> Exercise: Keep only those lines of the records that include the string "среде".

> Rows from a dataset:
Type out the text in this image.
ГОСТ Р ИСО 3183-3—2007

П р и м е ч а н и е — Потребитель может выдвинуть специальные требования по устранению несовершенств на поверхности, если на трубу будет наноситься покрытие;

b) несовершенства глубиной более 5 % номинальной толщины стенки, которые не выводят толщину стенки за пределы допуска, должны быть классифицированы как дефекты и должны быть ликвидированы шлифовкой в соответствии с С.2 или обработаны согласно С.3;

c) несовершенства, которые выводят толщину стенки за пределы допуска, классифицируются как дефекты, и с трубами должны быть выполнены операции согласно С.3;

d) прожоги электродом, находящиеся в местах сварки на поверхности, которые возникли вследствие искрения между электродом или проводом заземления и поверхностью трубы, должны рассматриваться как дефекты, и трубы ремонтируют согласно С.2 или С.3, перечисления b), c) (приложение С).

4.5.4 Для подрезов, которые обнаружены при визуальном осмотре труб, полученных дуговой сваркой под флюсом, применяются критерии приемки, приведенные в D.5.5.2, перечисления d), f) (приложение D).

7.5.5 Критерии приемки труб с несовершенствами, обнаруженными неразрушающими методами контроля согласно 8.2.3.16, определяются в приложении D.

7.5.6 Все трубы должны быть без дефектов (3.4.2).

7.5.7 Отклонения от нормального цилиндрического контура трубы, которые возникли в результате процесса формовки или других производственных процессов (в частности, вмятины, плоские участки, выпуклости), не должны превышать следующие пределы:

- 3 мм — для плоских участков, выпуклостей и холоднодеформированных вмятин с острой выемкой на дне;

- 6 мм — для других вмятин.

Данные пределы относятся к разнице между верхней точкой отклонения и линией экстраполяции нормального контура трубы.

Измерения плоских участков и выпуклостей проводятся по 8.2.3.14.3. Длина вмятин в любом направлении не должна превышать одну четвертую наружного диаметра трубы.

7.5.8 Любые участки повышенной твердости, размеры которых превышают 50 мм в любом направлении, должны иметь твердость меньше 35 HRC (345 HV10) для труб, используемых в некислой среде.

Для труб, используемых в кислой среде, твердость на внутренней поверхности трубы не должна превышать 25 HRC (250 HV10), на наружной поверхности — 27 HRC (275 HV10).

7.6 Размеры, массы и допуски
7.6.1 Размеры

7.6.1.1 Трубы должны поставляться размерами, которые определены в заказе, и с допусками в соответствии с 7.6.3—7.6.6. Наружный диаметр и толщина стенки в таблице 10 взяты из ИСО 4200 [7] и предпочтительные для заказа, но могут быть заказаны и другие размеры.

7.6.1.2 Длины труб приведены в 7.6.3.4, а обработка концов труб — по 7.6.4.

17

> Completed exercise:
7.5.8 Любые участки повышенной твердости, размеры которых превышают 50 мм в любом направлении, должны иметь твердость меньше 35 HRC (345 HV10) для труб, используемых в некислой среде.
Для труб, используемых в кислой среде, твердость на внутренней поверхности трубы не должна превышать 25 HRC (250 HV10), на наружной поверхности — 27 HRC (275 HV10).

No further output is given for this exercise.